>> START

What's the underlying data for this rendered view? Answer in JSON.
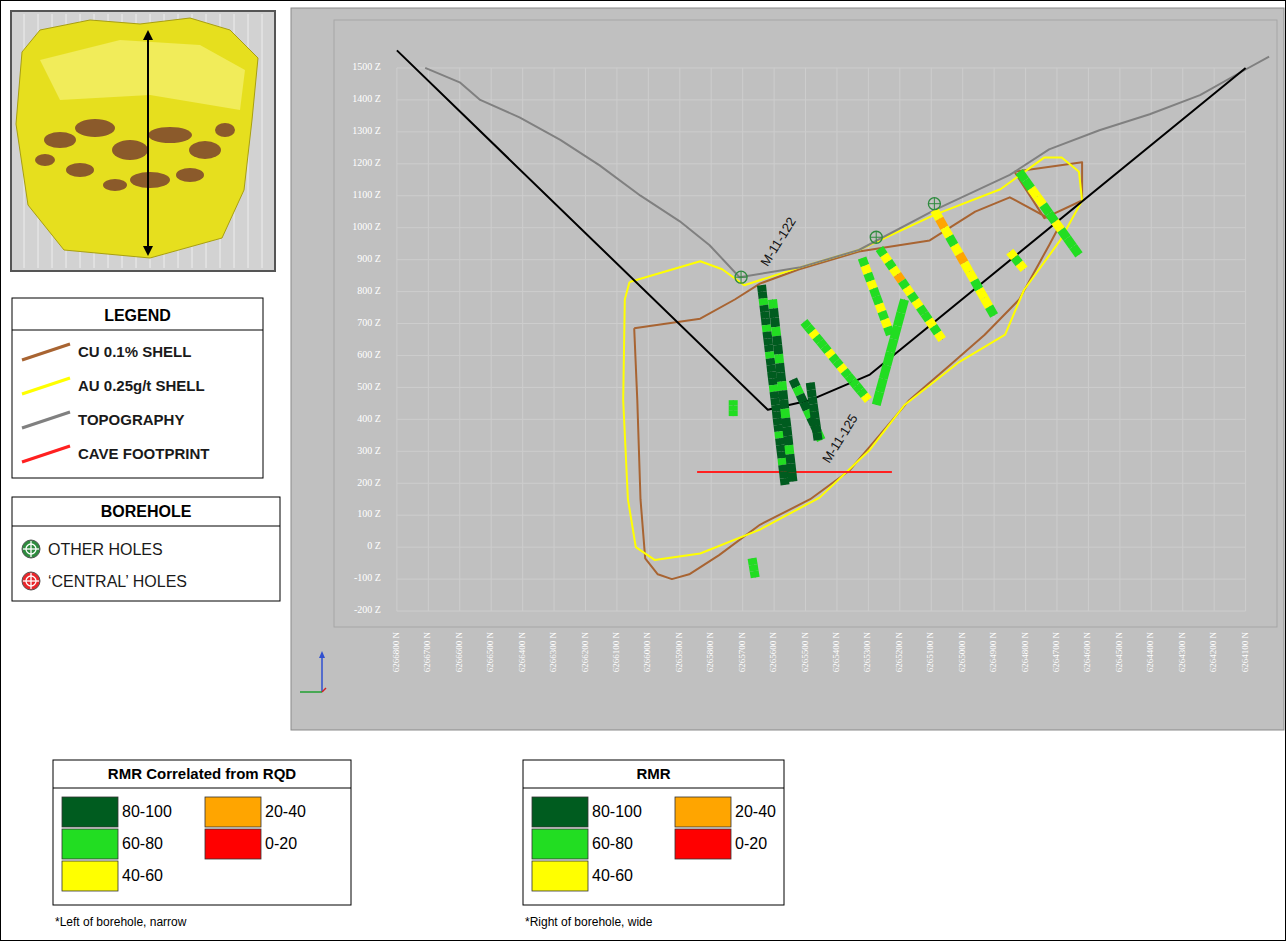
{
  "chart_data": {
    "type": "line",
    "legend": "left",
    "legend_title": "LEGEND",
    "grid": true,
    "xlim": [
      6267000,
      6264000
    ],
    "xticks": [
      {
        "value": 6266800,
        "label": "6266800 N"
      },
      {
        "value": 6266700,
        "label": "6266700 N"
      },
      {
        "value": 6266600,
        "label": "6266600 N"
      },
      {
        "value": 6266500,
        "label": "6266500 N"
      },
      {
        "value": 6266400,
        "label": "6266400 N"
      },
      {
        "value": 6266300,
        "label": "6266300 N"
      },
      {
        "value": 6266200,
        "label": "6266200 N"
      },
      {
        "value": 6266100,
        "label": "6266100 N"
      },
      {
        "value": 6266000,
        "label": "6266000 N"
      },
      {
        "value": 6265900,
        "label": "6265900 N"
      },
      {
        "value": 6265800,
        "label": "6265800 N"
      },
      {
        "value": 6265700,
        "label": "6265700 N"
      },
      {
        "value": 6265600,
        "label": "6265600 N"
      },
      {
        "value": 6265500,
        "label": "6265500 N"
      },
      {
        "value": 6265400,
        "label": "6265400 N"
      },
      {
        "value": 6265300,
        "label": "6265300 N"
      },
      {
        "value": 6265200,
        "label": "6265200 N"
      },
      {
        "value": 6265100,
        "label": "6265100 N"
      },
      {
        "value": 6265000,
        "label": "6265000 N"
      },
      {
        "value": 6264900,
        "label": "6264900 N"
      },
      {
        "value": 6264800,
        "label": "6264800 N"
      },
      {
        "value": 6264700,
        "label": "6264700 N"
      },
      {
        "value": 6264600,
        "label": "6264600 N"
      },
      {
        "value": 6264500,
        "label": "6264500 N"
      },
      {
        "value": 6264400,
        "label": "6264400 N"
      },
      {
        "value": 6264300,
        "label": "6264300 N"
      },
      {
        "value": 6264200,
        "label": "6264200 N"
      },
      {
        "value": 6264100,
        "label": "6264100 N"
      }
    ],
    "ylim": [
      -250,
      1650
    ],
    "yticks": [
      {
        "value": 1500,
        "label": "1500 Z"
      },
      {
        "value": 1400,
        "label": "1400 Z"
      },
      {
        "value": 1300,
        "label": "1300 Z"
      },
      {
        "value": 1200,
        "label": "1200 Z"
      },
      {
        "value": 1100,
        "label": "1100 Z"
      },
      {
        "value": 1000,
        "label": "1000 Z"
      },
      {
        "value": 900,
        "label": "900 Z"
      },
      {
        "value": 800,
        "label": "800 Z"
      },
      {
        "value": 700,
        "label": "700 Z"
      },
      {
        "value": 600,
        "label": "600 Z"
      },
      {
        "value": 500,
        "label": "500 Z"
      },
      {
        "value": 400,
        "label": "400 Z"
      },
      {
        "value": 300,
        "label": "300 Z"
      },
      {
        "value": 200,
        "label": "200 Z"
      },
      {
        "value": 100,
        "label": "100 Z"
      },
      {
        "value": 0,
        "label": "0 Z"
      },
      {
        "value": -100,
        "label": "-100 Z"
      },
      {
        "value": -200,
        "label": "-200 Z"
      }
    ],
    "series": [
      {
        "name": "CU 0.1% SHELL",
        "color": "#a86432",
        "x": [
          6266045,
          6265835,
          6265725,
          6265645,
          6265520,
          6265330,
          6265105,
          6264960,
          6264850,
          6264690,
          6264725,
          6264820,
          6264930,
          6265040,
          6265170,
          6265265,
          6265360,
          6265485,
          6265645,
          6265775,
          6265870,
          6265925,
          6265970,
          6266010,
          6266025,
          6266035,
          6266045,
          null,
          6264835,
          6264620,
          6264620,
          6264740,
          6264835
        ],
        "values": [
          685,
          715,
          775,
          825,
          870,
          925,
          960,
          1050,
          1095,
          1010,
          945,
          775,
          665,
          570,
          460,
          350,
          240,
          150,
          70,
          -25,
          -85,
          -100,
          -85,
          -35,
          150,
          460,
          685,
          null,
          1175,
          1205,
          1085,
          1030,
          1175
        ]
      },
      {
        "name": "AU 0.25g/t SHELL",
        "color": "#ffff00",
        "x": [
          6266060,
          6265835,
          6265765,
          6265695,
          6265520,
          6265330,
          6265090,
          6264880,
          6264740,
          6264685,
          6264630,
          6264620,
          6264690,
          6264805,
          6264865,
          6265010,
          6265185,
          6265295,
          6265455,
          6265645,
          6265835,
          6265980,
          6266040,
          6266065,
          6266080,
          6266075,
          6266060
        ],
        "values": [
          830,
          895,
          870,
          820,
          875,
          930,
          1040,
          1120,
          1220,
          1220,
          1175,
          1085,
          960,
          805,
          665,
          580,
          445,
          305,
          155,
          55,
          -20,
          -40,
          0,
          150,
          460,
          775,
          830
        ]
      },
      {
        "name": "TOPOGRAPHY",
        "color": "#808080",
        "x": [
          6266710,
          6266600,
          6266535,
          6266410,
          6266280,
          6266155,
          6266025,
          6265900,
          6265805,
          6265710,
          6265520,
          6265330,
          6265090,
          6264850,
          6264725,
          6264565,
          6264405,
          6264245,
          6264100,
          6264025
        ],
        "values": [
          1500,
          1455,
          1400,
          1345,
          1275,
          1195,
          1100,
          1020,
          945,
          845,
          875,
          930,
          1055,
          1165,
          1245,
          1305,
          1355,
          1415,
          1495,
          1535
        ]
      },
      {
        "name": "CAVE FOOTPRINT",
        "color": "#ff2020",
        "x": [
          6265845,
          6265225
        ],
        "values": [
          235,
          235
        ]
      },
      {
        "color": "#000000",
        "x": [
          6266800,
          6265620,
          6265485,
          6265295,
          6264100
        ],
        "values": [
          1555,
          430,
          460,
          540,
          1500
        ]
      }
    ],
    "holes": [
      {
        "name": "M-11-122",
        "x": [
          6265640,
          6265565
        ],
        "z": [
          820,
          195
        ],
        "rmr": [
          85,
          90,
          72,
          88,
          92,
          85,
          65,
          88,
          90,
          82,
          70,
          86,
          91,
          84,
          88,
          75,
          90,
          86,
          83,
          88,
          92,
          80,
          68,
          85,
          90,
          87,
          78,
          86,
          84,
          90
        ]
      },
      {
        "x": [
          6265605,
          6265540
        ],
        "z": [
          775,
          205
        ],
        "rmr": [
          70,
          85,
          88,
          65,
          82,
          90,
          72,
          86,
          84,
          68,
          88,
          90,
          76,
          85,
          82,
          88,
          70,
          86,
          90,
          84
        ]
      },
      {
        "name": "M-11-125",
        "x": [
          6265540,
          6265450
        ],
        "z": [
          525,
          335
        ],
        "rmr": [
          85,
          72,
          88,
          90,
          68,
          84,
          86,
          75
        ]
      },
      {
        "x": [
          6265485,
          6265460
        ],
        "z": [
          515,
          335
        ],
        "rmr": [
          88,
          92,
          85,
          90,
          86,
          89,
          84,
          91
        ]
      },
      {
        "x": [
          6265730,
          6265730
        ],
        "z": [
          460,
          410
        ],
        "rmr": [
          65,
          72,
          68
        ]
      },
      {
        "x": [
          6265670,
          6265660
        ],
        "z": [
          -35,
          -95
        ],
        "rmr": [
          70,
          66,
          72
        ]
      },
      {
        "x": [
          6265505,
          6265300
        ],
        "z": [
          705,
          460
        ],
        "rmr": [
          72,
          65,
          55,
          68,
          75,
          62,
          58,
          70,
          66,
          52,
          64,
          71,
          60,
          68,
          74,
          56
        ]
      },
      {
        "x": [
          6265320,
          6265230
        ],
        "z": [
          905,
          665
        ],
        "rmr": [
          65,
          55,
          72,
          48,
          60,
          68,
          52,
          66,
          58,
          70
        ]
      },
      {
        "x": [
          6265265,
          6265065
        ],
        "z": [
          935,
          650
        ],
        "rmr": [
          62,
          48,
          70,
          55,
          38,
          66,
          58,
          72,
          45,
          60,
          68,
          52,
          64,
          57
        ]
      },
      {
        "x": [
          6265185,
          6265275
        ],
        "z": [
          775,
          445
        ],
        "rmr": [
          70,
          75,
          66,
          72,
          78,
          68,
          74,
          70
        ]
      },
      {
        "x": [
          6265090,
          6264900
        ],
        "z": [
          1055,
          725
        ],
        "rmr": [
          45,
          38,
          55,
          62,
          48,
          35,
          58,
          50,
          66,
          42,
          52,
          60
        ]
      },
      {
        "x": [
          6264820,
          6264630
        ],
        "z": [
          1175,
          915
        ],
        "rmr": [
          62,
          70,
          45,
          58,
          66,
          72,
          55,
          68,
          60,
          74
        ]
      },
      {
        "x": [
          6264850,
          6264805
        ],
        "z": [
          925,
          870
        ],
        "rmr": [
          50,
          62,
          45
        ]
      }
    ],
    "collars": {
      "x": [
        6265705,
        6265275,
        6265090
      ],
      "z": [
        845,
        970,
        1075
      ]
    },
    "rmr_classes": [
      {
        "min": 80,
        "max": 100,
        "label": "80-100",
        "color": "#005c1f"
      },
      {
        "min": 60,
        "max": 80,
        "label": "60-80",
        "color": "#22dd22"
      },
      {
        "min": 40,
        "max": 60,
        "label": "40-60",
        "color": "#ffff00"
      },
      {
        "min": 20,
        "max": 40,
        "label": "20-40",
        "color": "#ffa500"
      },
      {
        "min": 0,
        "max": 20,
        "label": "0-20",
        "color": "#ff0000"
      }
    ]
  },
  "borehole_legend": {
    "title": "BOREHOLE",
    "items": [
      {
        "label": "OTHER HOLES",
        "color": "#2e8b3e"
      },
      {
        "label": "‘CENTRAL’ HOLES",
        "color": "#e8262b"
      }
    ]
  },
  "rmr_keys": [
    {
      "title": "RMR Correlated from RQD",
      "note": "*Left of borehole, narrow"
    },
    {
      "title": "RMR",
      "note": "*Right of borehole, wide"
    }
  ]
}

>> END

Exercise details ->
Copy each line of the entries that includes the word "name".

The completed task ->
        "name": "CU 0.1% SHELL",
        "name": "AU 0.25g/t SHELL",
        "name": "TOPOGRAPHY",
        "name": "CAVE FOOTPRINT",
        "name": "M-11-122",
        "name": "M-11-125",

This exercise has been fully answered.